* _WHAT THE TASK ASKS_
Search the records for the word "this" and pick out every line that has it.
↓
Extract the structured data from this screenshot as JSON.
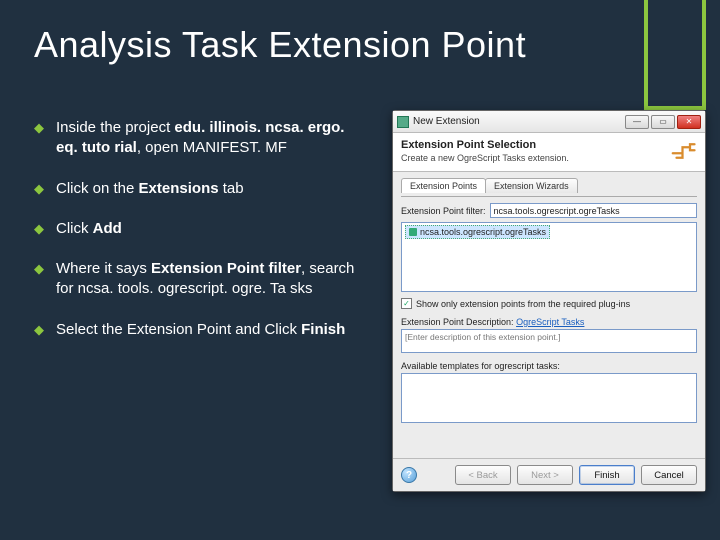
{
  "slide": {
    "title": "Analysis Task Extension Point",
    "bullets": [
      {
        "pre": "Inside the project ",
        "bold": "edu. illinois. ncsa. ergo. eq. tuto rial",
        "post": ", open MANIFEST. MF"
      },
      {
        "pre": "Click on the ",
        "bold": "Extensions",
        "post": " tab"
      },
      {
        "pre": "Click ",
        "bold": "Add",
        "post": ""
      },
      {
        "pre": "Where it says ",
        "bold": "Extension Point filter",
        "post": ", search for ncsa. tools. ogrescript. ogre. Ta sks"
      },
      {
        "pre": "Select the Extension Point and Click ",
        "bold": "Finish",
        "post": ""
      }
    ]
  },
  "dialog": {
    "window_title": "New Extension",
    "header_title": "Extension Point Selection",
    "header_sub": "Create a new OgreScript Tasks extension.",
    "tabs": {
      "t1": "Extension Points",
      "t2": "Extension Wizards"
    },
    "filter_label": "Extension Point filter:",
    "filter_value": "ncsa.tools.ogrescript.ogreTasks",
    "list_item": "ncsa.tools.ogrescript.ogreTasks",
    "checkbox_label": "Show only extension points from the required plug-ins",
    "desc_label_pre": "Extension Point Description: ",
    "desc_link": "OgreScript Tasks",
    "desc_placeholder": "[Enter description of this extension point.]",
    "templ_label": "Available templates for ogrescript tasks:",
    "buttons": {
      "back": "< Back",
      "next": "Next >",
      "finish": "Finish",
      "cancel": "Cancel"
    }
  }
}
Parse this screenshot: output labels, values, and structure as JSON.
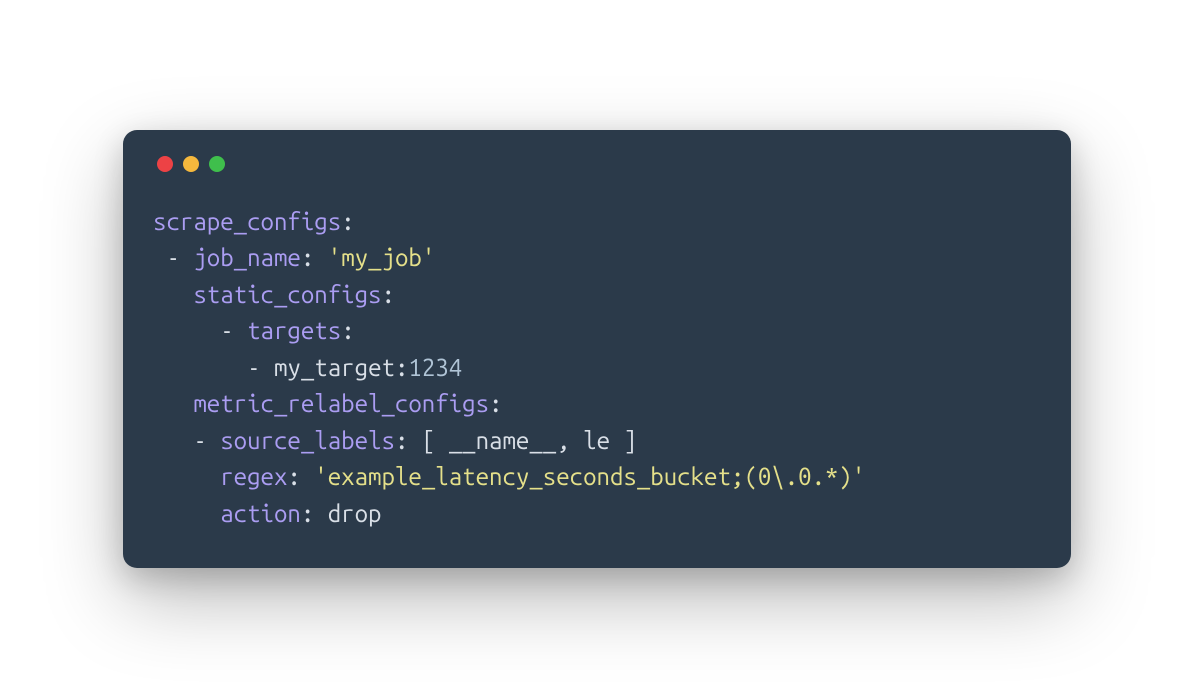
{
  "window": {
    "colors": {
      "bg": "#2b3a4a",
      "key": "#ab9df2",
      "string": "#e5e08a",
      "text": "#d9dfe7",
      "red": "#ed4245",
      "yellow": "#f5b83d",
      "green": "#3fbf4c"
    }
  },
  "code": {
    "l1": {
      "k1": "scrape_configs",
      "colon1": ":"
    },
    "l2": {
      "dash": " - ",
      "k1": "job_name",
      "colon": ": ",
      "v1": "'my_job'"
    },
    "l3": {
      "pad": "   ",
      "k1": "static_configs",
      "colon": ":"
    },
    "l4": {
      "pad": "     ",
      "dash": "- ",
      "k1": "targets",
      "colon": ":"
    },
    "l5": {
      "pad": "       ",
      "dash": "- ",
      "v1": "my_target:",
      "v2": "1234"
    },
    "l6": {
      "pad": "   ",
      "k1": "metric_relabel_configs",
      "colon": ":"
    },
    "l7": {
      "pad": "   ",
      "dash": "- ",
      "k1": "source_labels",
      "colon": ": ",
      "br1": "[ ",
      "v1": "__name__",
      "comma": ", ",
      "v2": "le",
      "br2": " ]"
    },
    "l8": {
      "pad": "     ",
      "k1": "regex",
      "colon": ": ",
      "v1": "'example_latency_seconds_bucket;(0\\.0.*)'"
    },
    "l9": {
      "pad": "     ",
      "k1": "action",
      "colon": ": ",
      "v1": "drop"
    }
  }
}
↑
↓
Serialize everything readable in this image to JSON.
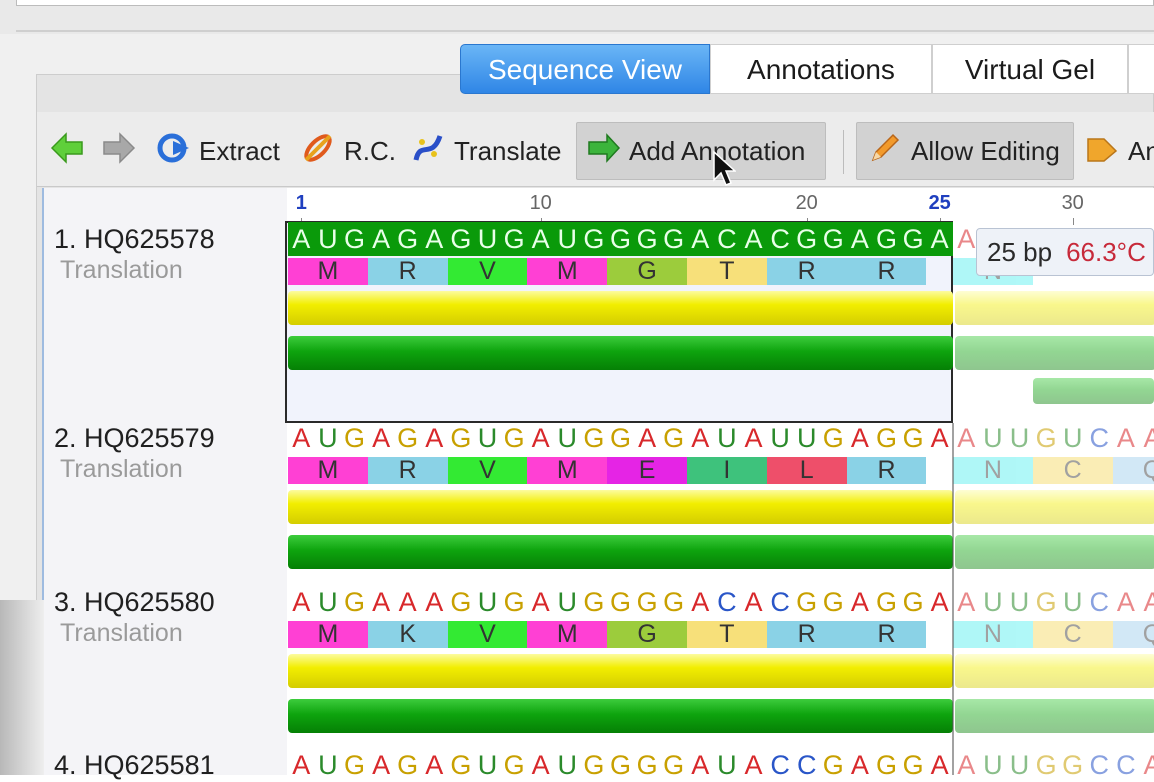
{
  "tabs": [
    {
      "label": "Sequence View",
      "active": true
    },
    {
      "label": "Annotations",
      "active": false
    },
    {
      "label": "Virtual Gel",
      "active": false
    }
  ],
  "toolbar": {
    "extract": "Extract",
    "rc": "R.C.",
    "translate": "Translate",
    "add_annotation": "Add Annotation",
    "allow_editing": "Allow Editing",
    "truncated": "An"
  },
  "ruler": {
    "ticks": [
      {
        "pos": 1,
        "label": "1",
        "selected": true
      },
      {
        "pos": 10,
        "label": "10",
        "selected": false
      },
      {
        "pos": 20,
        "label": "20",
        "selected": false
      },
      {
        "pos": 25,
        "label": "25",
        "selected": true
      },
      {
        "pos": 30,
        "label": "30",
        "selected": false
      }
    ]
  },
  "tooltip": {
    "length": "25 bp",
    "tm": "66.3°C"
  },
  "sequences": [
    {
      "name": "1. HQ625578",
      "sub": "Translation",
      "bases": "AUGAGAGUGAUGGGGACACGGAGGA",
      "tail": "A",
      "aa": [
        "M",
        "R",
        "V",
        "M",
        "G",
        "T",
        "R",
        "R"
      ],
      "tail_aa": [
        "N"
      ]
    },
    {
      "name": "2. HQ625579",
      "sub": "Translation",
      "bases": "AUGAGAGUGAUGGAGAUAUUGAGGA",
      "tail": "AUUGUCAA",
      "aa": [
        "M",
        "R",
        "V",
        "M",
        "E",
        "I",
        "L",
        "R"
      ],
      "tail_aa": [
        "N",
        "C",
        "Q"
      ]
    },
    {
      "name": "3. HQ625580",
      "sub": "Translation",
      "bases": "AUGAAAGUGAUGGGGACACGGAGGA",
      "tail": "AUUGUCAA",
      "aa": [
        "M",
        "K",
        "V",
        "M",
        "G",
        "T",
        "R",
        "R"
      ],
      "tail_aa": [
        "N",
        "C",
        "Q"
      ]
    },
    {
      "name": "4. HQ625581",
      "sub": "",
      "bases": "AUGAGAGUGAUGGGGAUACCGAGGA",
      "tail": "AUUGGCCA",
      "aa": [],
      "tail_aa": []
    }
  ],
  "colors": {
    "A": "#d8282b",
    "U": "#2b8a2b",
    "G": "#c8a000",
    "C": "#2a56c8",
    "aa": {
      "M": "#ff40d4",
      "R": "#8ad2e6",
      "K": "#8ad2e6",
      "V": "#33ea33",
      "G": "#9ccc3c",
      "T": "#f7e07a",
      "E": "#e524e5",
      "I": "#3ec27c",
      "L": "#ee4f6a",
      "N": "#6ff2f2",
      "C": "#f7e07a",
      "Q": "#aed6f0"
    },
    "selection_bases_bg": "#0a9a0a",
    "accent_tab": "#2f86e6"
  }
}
↑
↓
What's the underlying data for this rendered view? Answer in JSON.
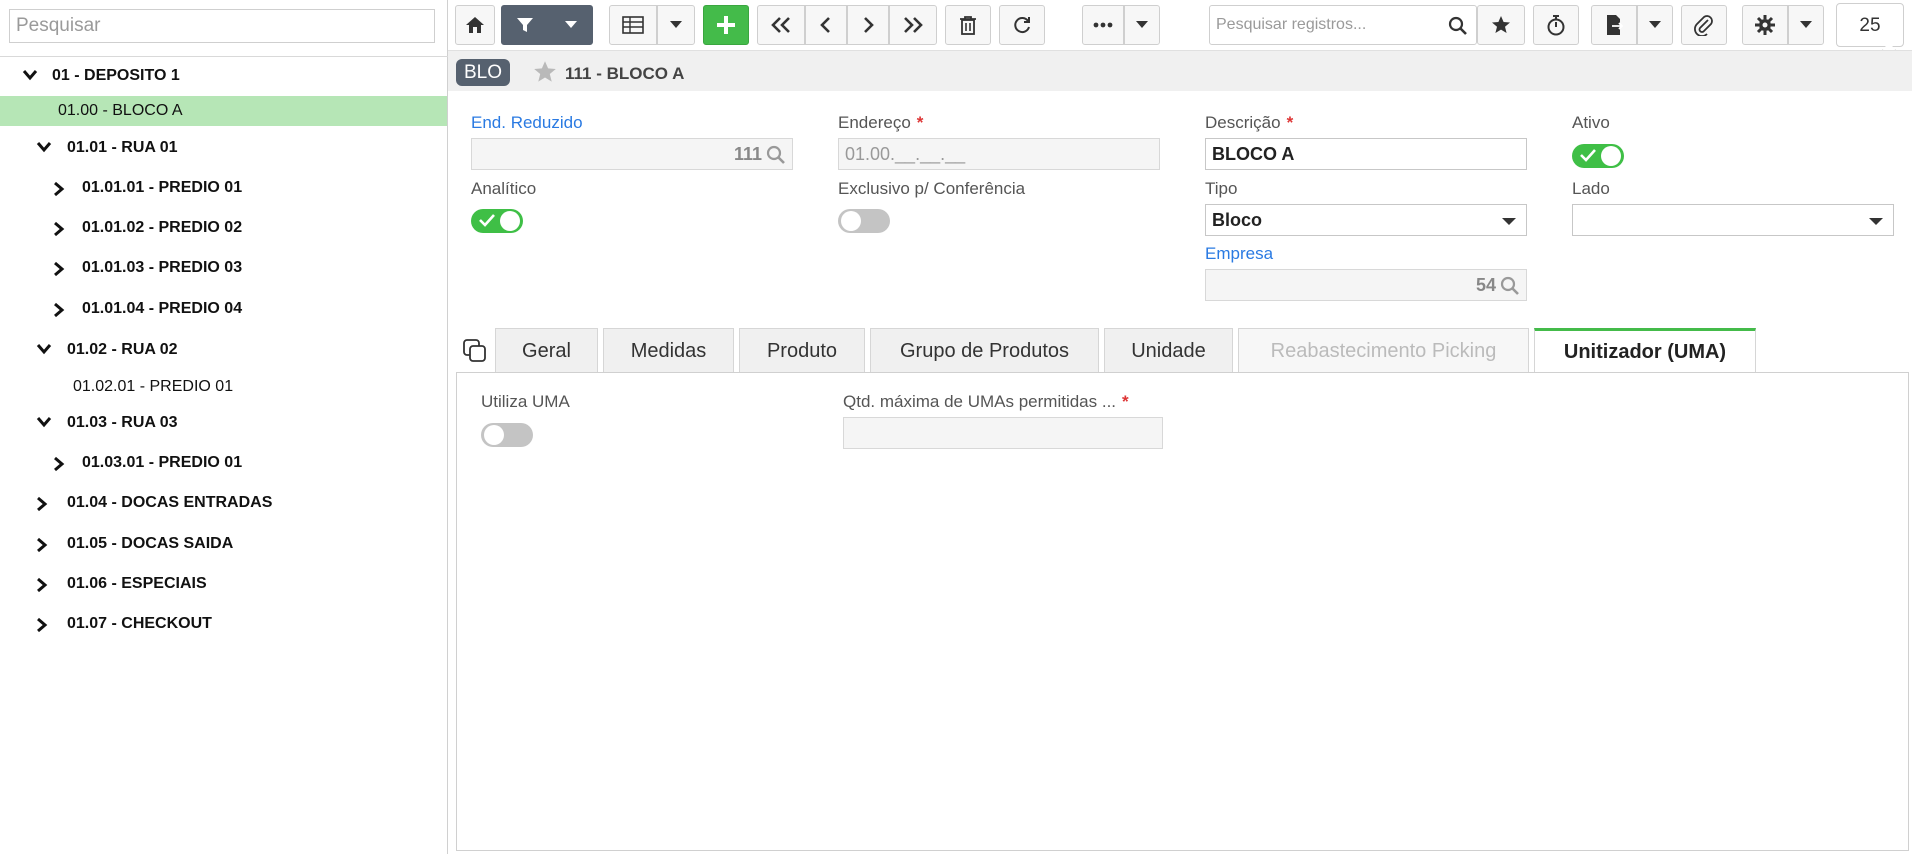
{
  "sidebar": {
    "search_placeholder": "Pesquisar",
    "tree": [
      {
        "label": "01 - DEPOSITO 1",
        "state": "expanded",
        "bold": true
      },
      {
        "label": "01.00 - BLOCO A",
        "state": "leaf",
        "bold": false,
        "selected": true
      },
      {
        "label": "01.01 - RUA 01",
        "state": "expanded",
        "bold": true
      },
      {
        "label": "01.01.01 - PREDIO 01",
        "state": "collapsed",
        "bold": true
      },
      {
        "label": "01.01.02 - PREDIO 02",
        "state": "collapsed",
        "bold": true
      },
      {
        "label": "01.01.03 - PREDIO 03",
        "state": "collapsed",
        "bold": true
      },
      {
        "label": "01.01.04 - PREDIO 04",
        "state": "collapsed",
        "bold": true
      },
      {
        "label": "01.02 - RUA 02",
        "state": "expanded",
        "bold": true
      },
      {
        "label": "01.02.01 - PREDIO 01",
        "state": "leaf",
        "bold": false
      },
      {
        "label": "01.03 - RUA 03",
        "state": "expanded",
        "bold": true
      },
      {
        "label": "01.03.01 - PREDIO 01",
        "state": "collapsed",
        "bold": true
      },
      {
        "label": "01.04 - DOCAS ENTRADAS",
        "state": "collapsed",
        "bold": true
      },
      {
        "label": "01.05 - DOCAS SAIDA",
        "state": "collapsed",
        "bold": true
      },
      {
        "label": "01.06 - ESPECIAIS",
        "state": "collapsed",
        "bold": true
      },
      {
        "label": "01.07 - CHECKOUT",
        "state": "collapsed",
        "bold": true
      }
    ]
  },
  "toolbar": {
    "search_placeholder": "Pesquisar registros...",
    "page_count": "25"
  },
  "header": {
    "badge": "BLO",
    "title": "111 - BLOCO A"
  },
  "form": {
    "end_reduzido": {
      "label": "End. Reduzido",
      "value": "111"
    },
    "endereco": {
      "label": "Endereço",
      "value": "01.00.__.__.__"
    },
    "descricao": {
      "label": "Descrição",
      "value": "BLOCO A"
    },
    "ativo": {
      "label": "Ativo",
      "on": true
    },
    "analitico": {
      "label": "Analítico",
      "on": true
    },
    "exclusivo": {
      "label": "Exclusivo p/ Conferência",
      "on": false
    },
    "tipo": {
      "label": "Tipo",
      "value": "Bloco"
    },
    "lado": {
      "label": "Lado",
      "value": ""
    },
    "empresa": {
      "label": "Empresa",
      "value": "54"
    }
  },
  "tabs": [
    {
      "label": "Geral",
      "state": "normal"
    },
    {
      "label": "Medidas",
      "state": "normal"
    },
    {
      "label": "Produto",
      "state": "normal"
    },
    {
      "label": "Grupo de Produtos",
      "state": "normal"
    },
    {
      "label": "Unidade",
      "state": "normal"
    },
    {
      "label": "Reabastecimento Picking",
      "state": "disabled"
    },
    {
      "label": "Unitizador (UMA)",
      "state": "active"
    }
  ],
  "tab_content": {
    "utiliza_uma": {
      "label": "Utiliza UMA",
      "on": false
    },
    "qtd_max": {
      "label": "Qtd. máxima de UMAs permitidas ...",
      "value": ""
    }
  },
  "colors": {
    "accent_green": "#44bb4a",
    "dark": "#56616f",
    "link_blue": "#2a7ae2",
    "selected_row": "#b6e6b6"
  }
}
↑
* _COMPLETE ANSWER_
Extract the structured data from this screenshot as JSON.
    "desc_placeholder": "[Enter description of this extension point.]",
Parse this screenshot: output labels, values, and structure as JSON.
Serialize everything readable in this image to JSON.
What's the underlying data for this rendered view? Answer in JSON.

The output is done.